(Element boundary records)
* Start *

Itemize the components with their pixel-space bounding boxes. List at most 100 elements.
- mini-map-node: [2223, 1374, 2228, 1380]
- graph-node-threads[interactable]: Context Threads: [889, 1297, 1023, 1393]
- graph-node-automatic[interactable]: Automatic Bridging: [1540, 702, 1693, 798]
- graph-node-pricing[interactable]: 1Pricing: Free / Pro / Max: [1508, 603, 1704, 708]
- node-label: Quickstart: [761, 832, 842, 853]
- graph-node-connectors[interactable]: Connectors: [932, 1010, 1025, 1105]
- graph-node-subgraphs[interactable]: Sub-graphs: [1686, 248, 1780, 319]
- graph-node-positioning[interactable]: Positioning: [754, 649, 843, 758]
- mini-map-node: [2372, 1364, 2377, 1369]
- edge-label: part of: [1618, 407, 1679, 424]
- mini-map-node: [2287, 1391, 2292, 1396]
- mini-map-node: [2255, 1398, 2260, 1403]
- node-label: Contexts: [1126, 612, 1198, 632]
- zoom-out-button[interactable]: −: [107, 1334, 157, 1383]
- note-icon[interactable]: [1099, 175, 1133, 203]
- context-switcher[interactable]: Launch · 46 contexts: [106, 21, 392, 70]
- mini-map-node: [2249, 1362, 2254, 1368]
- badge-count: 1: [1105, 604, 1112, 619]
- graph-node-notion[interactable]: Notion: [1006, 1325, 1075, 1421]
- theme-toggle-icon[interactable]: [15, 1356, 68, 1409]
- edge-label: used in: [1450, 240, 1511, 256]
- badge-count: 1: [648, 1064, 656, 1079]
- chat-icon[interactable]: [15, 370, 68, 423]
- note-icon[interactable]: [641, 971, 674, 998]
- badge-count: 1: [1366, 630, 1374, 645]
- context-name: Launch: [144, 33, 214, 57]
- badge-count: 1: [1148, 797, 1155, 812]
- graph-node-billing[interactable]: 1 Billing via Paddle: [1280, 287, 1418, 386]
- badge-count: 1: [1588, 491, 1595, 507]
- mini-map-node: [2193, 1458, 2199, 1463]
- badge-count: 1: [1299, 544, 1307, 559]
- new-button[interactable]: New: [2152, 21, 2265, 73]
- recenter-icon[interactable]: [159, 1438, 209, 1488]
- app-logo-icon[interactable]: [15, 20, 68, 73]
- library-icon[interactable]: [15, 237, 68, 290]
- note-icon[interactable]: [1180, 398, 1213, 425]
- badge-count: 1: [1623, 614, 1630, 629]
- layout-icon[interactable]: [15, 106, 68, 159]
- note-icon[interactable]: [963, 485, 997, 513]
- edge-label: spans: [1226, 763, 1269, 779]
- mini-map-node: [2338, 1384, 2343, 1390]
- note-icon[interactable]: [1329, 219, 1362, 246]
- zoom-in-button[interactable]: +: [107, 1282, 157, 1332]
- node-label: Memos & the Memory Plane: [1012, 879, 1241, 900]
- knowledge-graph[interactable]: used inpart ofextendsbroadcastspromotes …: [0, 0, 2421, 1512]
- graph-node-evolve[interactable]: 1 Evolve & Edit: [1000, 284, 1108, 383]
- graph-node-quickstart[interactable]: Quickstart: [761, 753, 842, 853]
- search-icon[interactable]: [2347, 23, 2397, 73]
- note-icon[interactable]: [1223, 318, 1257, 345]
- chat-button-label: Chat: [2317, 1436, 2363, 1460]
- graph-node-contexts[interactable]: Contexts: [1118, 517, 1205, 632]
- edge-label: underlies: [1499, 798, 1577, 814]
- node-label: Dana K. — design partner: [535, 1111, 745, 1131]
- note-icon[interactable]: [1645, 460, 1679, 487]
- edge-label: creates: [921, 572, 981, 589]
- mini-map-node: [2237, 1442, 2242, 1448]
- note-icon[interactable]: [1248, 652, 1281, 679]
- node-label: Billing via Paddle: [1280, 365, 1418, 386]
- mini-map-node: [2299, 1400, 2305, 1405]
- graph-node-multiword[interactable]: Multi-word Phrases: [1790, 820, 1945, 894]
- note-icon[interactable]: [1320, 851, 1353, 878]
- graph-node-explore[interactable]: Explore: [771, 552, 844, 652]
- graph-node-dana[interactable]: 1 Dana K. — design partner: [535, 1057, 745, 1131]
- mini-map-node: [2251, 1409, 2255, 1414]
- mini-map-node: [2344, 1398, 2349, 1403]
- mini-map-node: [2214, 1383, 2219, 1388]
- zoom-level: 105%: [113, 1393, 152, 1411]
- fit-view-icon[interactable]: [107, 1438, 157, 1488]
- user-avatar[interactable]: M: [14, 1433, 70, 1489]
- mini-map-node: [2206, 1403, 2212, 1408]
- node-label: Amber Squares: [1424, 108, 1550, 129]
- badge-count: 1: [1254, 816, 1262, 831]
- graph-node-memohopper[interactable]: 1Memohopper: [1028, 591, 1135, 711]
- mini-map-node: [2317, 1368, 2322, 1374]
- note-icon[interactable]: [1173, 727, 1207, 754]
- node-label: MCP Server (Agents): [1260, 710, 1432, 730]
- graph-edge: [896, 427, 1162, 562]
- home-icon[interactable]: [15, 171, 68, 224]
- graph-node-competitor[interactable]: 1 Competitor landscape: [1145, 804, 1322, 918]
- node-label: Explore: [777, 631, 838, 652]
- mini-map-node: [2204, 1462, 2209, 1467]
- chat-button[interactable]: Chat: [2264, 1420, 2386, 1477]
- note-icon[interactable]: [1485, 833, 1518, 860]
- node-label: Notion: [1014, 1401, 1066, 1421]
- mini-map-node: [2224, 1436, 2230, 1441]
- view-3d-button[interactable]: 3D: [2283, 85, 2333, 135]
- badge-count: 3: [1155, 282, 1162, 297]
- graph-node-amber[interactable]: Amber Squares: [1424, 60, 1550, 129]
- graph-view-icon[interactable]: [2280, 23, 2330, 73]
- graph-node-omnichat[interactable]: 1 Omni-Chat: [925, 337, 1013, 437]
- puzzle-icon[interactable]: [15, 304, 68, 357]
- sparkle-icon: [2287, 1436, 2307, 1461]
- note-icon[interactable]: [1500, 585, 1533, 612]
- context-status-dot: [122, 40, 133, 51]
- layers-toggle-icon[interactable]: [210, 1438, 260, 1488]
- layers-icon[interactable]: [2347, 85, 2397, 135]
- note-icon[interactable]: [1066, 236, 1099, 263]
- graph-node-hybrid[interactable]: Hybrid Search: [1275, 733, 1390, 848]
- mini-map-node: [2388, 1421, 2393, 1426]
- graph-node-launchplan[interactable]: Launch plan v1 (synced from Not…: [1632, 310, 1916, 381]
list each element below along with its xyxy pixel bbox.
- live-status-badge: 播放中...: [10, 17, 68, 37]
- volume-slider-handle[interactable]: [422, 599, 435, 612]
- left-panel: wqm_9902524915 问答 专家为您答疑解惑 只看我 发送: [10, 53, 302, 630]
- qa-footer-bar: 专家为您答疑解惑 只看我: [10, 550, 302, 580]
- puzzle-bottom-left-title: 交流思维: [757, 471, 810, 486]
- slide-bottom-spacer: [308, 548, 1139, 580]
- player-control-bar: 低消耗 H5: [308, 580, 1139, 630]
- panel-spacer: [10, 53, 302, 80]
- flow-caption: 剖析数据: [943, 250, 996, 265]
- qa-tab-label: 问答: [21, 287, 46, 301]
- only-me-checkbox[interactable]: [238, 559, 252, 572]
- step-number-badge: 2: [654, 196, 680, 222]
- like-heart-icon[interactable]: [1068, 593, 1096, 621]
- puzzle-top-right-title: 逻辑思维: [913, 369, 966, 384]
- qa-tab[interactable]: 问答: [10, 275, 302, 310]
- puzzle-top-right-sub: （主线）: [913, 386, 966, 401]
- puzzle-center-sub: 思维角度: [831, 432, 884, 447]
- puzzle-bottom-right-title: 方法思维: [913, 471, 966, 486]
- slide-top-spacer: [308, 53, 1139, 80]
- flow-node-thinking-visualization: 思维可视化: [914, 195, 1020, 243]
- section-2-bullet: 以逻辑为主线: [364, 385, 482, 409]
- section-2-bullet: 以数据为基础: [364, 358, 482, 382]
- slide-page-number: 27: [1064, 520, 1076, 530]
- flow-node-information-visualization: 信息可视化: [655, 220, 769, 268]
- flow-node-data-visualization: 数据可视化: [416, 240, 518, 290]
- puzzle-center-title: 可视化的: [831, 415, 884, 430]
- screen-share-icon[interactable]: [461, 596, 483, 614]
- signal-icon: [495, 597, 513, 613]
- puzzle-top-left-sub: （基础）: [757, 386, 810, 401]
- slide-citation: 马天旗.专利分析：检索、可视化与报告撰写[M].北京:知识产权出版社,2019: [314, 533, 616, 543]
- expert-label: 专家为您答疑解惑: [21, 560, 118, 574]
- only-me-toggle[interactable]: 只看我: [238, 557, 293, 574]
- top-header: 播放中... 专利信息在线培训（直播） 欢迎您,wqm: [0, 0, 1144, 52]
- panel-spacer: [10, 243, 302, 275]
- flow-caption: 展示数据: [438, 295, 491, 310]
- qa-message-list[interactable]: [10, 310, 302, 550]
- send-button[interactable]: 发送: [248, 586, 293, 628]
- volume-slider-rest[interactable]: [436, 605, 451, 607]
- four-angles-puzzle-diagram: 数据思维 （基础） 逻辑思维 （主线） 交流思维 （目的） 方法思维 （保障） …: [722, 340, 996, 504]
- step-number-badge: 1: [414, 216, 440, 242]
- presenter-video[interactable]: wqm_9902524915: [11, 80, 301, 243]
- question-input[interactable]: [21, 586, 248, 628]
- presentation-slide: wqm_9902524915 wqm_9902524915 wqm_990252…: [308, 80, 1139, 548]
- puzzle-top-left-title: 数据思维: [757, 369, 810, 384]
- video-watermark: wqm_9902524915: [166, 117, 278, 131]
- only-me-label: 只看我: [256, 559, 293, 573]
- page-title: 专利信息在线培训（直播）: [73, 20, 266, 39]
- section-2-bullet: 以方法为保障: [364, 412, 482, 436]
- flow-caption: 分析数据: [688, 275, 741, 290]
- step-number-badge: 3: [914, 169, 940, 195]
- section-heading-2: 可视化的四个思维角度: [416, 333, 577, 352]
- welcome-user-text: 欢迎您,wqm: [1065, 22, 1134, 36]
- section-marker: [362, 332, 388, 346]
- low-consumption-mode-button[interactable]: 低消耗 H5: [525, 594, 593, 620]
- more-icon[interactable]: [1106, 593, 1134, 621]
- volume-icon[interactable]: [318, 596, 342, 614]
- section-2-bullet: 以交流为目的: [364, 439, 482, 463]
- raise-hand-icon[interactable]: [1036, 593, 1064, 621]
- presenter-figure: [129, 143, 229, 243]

* End *

Please reproduce the stretch from the start of the records through the line containing "- graph-node-threads[interactable]: Context", swapping "pixel-space" for "screen-space" and keeping everything else unchanged.

Itemize the components with their screen-space bounding boxes. List at most 100 elements.
- mini-map-node: [2223, 1374, 2228, 1380]
- graph-node-threads[interactable]: Context Threads: [889, 1297, 1023, 1393]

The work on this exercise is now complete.